§ **EXERCISE OBJECTIVE**: Copy out every record below, word for word.
»»
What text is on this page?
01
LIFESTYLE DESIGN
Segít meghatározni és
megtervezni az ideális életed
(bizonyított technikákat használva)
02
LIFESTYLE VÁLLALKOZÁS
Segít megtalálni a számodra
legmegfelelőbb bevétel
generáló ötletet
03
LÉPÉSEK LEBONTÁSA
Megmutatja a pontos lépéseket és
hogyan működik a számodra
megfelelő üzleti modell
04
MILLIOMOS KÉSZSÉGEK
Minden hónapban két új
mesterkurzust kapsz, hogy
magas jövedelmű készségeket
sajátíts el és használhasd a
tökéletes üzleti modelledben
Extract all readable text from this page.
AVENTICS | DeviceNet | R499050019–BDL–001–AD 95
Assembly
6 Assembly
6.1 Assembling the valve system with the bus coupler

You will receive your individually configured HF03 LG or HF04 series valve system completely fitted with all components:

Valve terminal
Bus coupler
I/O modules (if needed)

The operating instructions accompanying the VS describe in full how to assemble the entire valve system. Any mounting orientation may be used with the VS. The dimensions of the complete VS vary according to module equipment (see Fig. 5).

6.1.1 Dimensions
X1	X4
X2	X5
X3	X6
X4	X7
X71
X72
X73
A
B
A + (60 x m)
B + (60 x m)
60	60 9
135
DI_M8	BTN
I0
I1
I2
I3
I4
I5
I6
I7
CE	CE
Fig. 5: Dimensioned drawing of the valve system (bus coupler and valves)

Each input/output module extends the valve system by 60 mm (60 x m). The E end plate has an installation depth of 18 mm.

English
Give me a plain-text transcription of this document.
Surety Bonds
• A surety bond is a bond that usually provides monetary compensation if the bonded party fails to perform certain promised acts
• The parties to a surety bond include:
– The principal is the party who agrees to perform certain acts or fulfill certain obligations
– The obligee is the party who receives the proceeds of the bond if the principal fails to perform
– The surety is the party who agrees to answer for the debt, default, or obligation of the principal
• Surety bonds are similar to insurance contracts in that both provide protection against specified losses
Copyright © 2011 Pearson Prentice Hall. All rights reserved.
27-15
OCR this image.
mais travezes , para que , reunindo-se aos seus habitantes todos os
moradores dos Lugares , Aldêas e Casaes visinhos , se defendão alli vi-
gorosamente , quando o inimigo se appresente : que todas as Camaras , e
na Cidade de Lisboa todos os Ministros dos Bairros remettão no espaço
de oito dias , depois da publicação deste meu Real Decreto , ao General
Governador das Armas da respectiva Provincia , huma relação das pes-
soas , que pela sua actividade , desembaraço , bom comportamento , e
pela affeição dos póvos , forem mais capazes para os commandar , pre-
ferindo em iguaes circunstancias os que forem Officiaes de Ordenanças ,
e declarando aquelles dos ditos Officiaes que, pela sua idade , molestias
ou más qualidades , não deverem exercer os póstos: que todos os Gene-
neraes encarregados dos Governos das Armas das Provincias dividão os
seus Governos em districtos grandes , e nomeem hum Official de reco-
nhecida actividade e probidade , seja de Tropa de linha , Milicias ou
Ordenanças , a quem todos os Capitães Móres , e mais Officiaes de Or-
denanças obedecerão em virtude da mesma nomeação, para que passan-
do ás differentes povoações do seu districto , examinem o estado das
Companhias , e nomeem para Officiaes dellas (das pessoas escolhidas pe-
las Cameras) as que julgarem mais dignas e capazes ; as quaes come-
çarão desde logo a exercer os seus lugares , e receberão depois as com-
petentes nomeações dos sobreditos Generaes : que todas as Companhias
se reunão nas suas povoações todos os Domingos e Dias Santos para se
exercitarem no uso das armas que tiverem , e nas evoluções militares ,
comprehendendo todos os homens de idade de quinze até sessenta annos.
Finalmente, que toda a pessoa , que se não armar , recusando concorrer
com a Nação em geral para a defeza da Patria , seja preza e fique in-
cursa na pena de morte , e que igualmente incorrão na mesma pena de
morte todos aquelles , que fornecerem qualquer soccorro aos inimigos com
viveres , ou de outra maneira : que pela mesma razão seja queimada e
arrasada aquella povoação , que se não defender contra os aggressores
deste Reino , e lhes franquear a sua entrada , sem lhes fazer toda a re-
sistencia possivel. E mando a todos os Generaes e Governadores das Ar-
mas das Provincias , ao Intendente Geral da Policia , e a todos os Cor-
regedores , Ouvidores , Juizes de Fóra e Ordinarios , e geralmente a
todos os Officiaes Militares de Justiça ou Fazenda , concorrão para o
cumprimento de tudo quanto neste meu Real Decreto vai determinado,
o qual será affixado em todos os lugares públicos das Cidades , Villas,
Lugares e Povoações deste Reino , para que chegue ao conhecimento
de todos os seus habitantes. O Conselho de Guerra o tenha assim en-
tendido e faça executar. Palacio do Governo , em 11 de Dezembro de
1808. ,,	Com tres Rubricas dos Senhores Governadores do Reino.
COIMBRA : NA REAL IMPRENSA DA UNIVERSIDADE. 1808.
««
§ **OUTPUT OF THE EXERCISE**:
What text is on this page?
01
LIFESTYLE DESIGN
Segít meghatározni és
megtervezni az ideális életed
(bizonyított technikákat használva)
02
LIFESTYLE VÁLLALKOZÁS
Segít megtalálni a számodra
legmegfelelőbb bevétel
generáló ötletet
03
LÉPÉSEK LEBONTÁSA
Megmutatja a pontos lépéseket és
hogyan működik a számodra
megfelelő üzleti modell
04
MILLIOMOS KÉSZSÉGEK
Minden hónapban két új
mesterkurzust kapsz, hogy
magas jövedelmű készségeket
sajátíts el és használhasd a
tökéletes üzleti modelledben
Extract all readable text from this page.
AVENTICS | DeviceNet | R499050019–BDL–001–AD 95
Assembly
6 Assembly
6.1 Assembling the valve system with the bus coupler

You will receive your individually configured HF03 LG or HF04 series valve system completely fitted with all components:

Valve terminal
Bus coupler
I/O modules (if needed)

The operating instructions accompanying the VS describe in full how to assemble the entire valve system. Any mounting orientation may be used with the VS. The dimensions of the complete VS vary according to module equipment (see Fig. 5).

6.1.1 Dimensions
X1	X4
X2	X5
X3	X6
X4	X7
X71
X72
X73
A
B
A + (60 x m)
B + (60 x m)
60	60 9
135
DI_M8	BTN
I0
I1
I2
I3
I4
I5
I6
I7
CE	CE
Fig. 5: Dimensioned drawing of the valve system (bus coupler and valves)

Each input/output module extends the valve system by 60 mm (60 x m). The E end plate has an installation depth of 18 mm.

English
Give me a plain-text transcription of this document.
Surety Bonds
• A surety bond is a bond that usually provides monetary compensation if the bonded party fails to perform certain promised acts
• The parties to a surety bond include:
– The principal is the party who agrees to perform certain acts or fulfill certain obligations
– The obligee is the party who receives the proceeds of the bond if the principal fails to perform
– The surety is the party who agrees to answer for the debt, default, or obligation of the principal
• Surety bonds are similar to insurance contracts in that both provide protection against specified losses
Copyright © 2011 Pearson Prentice Hall. All rights reserved.
27-15
OCR this image.
mais travezes , para que , reunindo-se aos seus habitantes todos os
moradores dos Lugares , Aldêas e Casaes visinhos , se defendão alli vi-
gorosamente , quando o inimigo se appresente : que todas as Camaras , e
na Cidade de Lisboa todos os Ministros dos Bairros remettão no espaço
de oito dias , depois da publicação deste meu Real Decreto , ao General
Governador das Armas da respectiva Provincia , huma relação das pes-
soas , que pela sua actividade , desembaraço , bom comportamento , e
pela affeição dos póvos , forem mais capazes para os commandar , pre-
ferindo em iguaes circunstancias os que forem Officiaes de Ordenanças ,
e declarando aquelles dos ditos Officiaes que, pela sua idade , molestias
ou más qualidades , não deverem exercer os póstos: que todos os Gene-
neraes encarregados dos Governos das Armas das Provincias dividão os
seus Governos em districtos grandes , e nomeem hum Official de reco-
nhecida actividade e probidade , seja de Tropa de linha , Milicias ou
Ordenanças , a quem todos os Capitães Móres , e mais Officiaes de Or-
denanças obedecerão em virtude da mesma nomeação, para que passan-
do ás differentes povoações do seu districto , examinem o estado das
Companhias , e nomeem para Officiaes dellas (das pessoas escolhidas pe-
las Cameras) as que julgarem mais dignas e capazes ; as quaes come-
çarão desde logo a exercer os seus lugares , e receberão depois as com-
petentes nomeações dos sobreditos Generaes : que todas as Companhias
se reunão nas suas povoações todos os Domingos e Dias Santos para se
exercitarem no uso das armas que tiverem , e nas evoluções militares ,
comprehendendo todos os homens de idade de quinze até sessenta annos.
Finalmente, que toda a pessoa , que se não armar , recusando concorrer
com a Nação em geral para a defeza da Patria , seja preza e fique in-
cursa na pena de morte , e que igualmente incorrão na mesma pena de
morte todos aquelles , que fornecerem qualquer soccorro aos inimigos com
viveres , ou de outra maneira : que pela mesma razão seja queimada e
arrasada aquella povoação , que se não defender contra os aggressores
deste Reino , e lhes franquear a sua entrada , sem lhes fazer toda a re-
sistencia possivel. E mando a todos os Generaes e Governadores das Ar-
mas das Provincias , ao Intendente Geral da Policia , e a todos os Cor-
regedores , Ouvidores , Juizes de Fóra e Ordinarios , e geralmente a
todos os Officiaes Militares de Justiça ou Fazenda , concorrão para o
cumprimento de tudo quanto neste meu Real Decreto vai determinado,
o qual será affixado em todos os lugares públicos das Cidades , Villas,
Lugares e Povoações deste Reino , para que chegue ao conhecimento
de todos os seus habitantes. O Conselho de Guerra o tenha assim en-
tendido e faça executar. Palacio do Governo , em 11 de Dezembro de
1808. ,,	Com tres Rubricas dos Senhores Governadores do Reino.
COIMBRA : NA REAL IMPRENSA DA UNIVERSIDADE. 1808.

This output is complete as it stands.